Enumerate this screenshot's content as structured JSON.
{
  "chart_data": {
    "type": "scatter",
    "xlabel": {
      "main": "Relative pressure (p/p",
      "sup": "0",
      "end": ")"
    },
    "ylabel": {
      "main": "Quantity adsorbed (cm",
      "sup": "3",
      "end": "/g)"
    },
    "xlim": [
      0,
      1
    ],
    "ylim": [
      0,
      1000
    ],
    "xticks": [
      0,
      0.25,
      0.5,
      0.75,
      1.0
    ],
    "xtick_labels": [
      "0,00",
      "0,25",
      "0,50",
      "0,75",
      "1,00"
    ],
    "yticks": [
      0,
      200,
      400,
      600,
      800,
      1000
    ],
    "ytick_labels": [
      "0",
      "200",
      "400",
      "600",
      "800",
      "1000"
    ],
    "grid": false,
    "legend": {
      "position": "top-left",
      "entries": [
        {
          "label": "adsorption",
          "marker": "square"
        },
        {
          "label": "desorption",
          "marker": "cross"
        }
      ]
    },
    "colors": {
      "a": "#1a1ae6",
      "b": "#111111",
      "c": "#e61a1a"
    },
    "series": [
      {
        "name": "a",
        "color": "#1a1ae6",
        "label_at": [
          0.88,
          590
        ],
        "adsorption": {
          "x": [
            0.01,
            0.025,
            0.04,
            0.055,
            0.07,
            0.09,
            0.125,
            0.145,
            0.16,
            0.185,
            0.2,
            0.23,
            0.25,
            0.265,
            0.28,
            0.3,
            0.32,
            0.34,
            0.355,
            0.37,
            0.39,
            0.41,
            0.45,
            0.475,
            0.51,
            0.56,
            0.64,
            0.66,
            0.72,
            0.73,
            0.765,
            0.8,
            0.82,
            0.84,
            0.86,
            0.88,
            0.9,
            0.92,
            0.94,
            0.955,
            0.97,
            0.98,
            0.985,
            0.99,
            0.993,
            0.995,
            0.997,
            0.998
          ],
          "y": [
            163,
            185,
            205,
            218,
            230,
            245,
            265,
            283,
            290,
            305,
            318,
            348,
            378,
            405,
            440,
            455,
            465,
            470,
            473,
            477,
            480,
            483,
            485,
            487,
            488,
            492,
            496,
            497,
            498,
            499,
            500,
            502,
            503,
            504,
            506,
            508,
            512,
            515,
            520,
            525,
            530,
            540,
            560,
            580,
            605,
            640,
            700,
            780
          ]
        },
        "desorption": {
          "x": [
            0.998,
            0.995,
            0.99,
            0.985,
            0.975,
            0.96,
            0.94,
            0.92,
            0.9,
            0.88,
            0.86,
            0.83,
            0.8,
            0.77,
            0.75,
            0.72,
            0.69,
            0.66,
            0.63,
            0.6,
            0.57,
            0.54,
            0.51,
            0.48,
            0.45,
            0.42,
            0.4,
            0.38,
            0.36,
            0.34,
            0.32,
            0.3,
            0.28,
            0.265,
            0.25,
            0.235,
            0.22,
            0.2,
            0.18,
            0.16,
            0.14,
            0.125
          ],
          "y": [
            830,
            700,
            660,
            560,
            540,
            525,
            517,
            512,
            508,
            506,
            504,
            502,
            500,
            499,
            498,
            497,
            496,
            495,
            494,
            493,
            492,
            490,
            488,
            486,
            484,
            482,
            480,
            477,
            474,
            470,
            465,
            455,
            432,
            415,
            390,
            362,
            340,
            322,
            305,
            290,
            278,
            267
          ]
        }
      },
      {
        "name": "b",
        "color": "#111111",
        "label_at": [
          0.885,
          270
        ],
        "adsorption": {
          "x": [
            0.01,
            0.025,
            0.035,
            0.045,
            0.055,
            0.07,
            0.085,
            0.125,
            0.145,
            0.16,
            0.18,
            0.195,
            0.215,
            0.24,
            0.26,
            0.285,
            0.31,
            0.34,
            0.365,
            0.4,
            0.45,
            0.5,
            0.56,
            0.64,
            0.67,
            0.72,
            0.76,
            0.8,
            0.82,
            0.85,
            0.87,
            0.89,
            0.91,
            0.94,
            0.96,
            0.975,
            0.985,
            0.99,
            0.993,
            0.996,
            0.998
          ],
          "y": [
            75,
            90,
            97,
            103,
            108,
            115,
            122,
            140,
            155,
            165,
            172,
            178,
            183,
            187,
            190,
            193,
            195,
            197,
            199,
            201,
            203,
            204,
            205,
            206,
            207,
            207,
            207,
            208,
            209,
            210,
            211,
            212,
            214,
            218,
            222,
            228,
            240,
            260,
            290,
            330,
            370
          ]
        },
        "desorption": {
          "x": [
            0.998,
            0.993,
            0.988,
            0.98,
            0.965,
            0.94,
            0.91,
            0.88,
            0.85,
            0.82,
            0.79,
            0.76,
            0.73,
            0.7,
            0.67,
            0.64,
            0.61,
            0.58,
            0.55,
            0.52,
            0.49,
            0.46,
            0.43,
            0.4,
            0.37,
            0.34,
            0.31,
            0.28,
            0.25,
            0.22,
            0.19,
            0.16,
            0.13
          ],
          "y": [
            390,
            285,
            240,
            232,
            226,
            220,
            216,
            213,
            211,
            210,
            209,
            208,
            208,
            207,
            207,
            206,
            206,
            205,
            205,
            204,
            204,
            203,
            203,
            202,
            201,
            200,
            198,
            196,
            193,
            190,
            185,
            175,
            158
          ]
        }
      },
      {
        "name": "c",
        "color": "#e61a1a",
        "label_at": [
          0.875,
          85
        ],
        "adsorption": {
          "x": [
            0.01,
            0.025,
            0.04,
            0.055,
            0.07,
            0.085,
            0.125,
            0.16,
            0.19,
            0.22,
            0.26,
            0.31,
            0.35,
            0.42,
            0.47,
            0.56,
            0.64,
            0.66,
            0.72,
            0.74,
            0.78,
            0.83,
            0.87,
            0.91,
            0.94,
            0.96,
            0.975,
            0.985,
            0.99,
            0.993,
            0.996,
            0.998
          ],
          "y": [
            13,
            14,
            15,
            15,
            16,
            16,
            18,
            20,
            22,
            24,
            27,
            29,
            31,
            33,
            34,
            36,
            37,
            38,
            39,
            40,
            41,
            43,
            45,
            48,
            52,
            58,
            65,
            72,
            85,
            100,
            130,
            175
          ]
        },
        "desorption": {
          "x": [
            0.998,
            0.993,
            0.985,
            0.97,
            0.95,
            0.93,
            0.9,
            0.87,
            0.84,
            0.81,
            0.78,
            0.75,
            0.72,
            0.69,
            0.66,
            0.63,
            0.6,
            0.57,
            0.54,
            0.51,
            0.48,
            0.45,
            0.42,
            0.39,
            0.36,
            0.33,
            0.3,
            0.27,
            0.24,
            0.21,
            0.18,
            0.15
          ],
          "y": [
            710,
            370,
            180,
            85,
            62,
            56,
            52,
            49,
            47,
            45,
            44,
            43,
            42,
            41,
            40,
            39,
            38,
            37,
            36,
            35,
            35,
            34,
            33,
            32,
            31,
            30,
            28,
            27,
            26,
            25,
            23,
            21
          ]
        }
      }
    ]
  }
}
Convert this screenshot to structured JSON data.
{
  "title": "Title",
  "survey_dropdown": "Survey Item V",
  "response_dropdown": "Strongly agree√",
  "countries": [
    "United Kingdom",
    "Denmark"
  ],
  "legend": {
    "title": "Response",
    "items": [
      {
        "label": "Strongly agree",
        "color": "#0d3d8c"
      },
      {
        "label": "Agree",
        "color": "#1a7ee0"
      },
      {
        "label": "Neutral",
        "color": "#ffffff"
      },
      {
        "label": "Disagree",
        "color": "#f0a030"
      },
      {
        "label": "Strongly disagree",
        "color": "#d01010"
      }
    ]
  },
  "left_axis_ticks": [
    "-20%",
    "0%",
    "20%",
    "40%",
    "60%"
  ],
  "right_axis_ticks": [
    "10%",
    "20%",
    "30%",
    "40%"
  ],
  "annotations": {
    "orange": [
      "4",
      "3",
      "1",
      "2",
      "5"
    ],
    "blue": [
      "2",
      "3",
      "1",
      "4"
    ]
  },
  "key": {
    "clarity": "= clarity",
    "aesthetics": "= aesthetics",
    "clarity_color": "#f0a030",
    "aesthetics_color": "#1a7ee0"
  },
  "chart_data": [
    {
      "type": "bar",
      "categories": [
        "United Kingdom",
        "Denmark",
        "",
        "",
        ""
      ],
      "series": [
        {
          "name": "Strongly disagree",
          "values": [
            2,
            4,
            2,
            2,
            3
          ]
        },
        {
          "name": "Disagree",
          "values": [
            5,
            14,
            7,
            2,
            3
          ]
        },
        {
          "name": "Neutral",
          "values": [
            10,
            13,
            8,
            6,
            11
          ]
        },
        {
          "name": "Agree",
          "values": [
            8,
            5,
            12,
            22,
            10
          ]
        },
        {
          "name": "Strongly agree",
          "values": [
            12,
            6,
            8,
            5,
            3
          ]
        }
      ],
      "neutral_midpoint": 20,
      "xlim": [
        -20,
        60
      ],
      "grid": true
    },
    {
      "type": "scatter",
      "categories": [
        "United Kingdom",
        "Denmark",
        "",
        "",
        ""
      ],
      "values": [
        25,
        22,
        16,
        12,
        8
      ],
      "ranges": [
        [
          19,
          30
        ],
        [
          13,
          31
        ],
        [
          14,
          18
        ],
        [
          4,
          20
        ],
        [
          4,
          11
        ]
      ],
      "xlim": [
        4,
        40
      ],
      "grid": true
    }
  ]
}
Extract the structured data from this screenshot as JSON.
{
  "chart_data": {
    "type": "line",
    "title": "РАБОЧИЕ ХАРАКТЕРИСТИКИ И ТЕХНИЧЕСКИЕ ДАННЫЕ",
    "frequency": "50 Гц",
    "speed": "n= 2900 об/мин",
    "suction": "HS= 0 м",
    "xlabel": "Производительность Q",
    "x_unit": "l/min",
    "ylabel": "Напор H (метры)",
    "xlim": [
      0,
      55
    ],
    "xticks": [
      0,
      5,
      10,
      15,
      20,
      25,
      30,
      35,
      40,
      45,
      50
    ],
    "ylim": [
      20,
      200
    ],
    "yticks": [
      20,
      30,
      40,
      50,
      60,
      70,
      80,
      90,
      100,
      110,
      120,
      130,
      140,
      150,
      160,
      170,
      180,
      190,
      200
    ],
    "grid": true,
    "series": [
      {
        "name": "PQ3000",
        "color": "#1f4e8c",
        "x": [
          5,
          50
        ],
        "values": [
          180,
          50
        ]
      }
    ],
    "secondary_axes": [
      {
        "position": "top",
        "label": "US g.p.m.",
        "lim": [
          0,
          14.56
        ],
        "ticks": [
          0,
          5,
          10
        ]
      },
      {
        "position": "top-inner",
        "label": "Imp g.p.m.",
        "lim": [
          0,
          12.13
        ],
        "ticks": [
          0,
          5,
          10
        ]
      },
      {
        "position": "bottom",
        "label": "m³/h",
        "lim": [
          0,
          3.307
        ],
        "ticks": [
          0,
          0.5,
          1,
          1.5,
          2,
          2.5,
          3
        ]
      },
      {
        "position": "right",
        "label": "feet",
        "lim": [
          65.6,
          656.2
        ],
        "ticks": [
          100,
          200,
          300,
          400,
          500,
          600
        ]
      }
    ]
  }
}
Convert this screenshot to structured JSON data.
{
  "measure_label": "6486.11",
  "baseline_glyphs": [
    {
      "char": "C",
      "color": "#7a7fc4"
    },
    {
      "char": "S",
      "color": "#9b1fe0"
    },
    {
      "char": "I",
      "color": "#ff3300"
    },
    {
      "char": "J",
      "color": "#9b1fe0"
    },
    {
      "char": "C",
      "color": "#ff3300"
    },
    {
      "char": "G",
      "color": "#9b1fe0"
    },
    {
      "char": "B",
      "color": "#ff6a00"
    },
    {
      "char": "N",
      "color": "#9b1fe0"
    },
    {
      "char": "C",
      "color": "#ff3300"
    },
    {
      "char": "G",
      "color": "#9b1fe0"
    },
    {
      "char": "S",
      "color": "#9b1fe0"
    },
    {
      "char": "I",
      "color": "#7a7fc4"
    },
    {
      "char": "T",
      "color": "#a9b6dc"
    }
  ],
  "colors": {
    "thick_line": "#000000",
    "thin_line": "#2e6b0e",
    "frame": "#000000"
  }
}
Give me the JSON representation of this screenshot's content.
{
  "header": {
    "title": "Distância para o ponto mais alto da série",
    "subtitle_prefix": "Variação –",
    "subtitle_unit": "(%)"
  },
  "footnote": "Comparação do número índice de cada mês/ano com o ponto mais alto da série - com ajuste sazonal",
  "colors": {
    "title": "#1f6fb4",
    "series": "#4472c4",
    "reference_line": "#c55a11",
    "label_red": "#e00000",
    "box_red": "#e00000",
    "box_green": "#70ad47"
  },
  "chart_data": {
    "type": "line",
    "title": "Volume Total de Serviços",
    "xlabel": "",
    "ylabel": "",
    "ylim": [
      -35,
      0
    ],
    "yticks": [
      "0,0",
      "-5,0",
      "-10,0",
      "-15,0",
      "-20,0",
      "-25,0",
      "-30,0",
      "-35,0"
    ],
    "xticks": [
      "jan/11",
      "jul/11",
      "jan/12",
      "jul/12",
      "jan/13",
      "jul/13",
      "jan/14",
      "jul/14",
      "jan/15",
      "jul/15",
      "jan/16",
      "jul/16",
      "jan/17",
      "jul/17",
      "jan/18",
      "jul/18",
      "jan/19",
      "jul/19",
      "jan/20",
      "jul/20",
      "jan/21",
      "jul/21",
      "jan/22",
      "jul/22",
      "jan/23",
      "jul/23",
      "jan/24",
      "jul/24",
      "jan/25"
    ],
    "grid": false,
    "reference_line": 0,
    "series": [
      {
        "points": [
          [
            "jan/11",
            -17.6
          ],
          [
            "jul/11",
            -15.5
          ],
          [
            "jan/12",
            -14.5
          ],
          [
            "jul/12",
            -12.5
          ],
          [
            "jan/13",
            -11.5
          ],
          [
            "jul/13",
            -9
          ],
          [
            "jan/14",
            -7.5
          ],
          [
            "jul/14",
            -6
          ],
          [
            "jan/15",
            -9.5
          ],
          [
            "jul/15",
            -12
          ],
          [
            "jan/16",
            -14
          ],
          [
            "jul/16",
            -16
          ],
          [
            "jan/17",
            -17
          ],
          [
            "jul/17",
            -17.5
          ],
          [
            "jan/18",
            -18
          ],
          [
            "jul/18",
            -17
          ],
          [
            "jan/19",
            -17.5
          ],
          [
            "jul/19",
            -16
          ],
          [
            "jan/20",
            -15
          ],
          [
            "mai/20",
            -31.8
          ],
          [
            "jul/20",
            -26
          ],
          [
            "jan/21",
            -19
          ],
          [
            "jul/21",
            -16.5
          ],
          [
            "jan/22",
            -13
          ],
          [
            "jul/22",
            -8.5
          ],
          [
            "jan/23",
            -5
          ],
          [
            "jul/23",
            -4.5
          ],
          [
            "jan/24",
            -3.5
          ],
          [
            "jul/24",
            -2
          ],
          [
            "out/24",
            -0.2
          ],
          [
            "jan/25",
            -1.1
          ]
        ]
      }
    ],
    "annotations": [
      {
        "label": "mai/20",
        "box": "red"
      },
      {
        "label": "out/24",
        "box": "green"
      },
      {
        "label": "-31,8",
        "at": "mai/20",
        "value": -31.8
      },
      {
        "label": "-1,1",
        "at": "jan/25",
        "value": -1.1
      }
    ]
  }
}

::::::

What the task asks: Display every line of the listing that contains the string "type".

Final result:
    "type": "scatter",
      "type": "bar",
      "type": "scatter",
    "type": "line",
    "type": "line",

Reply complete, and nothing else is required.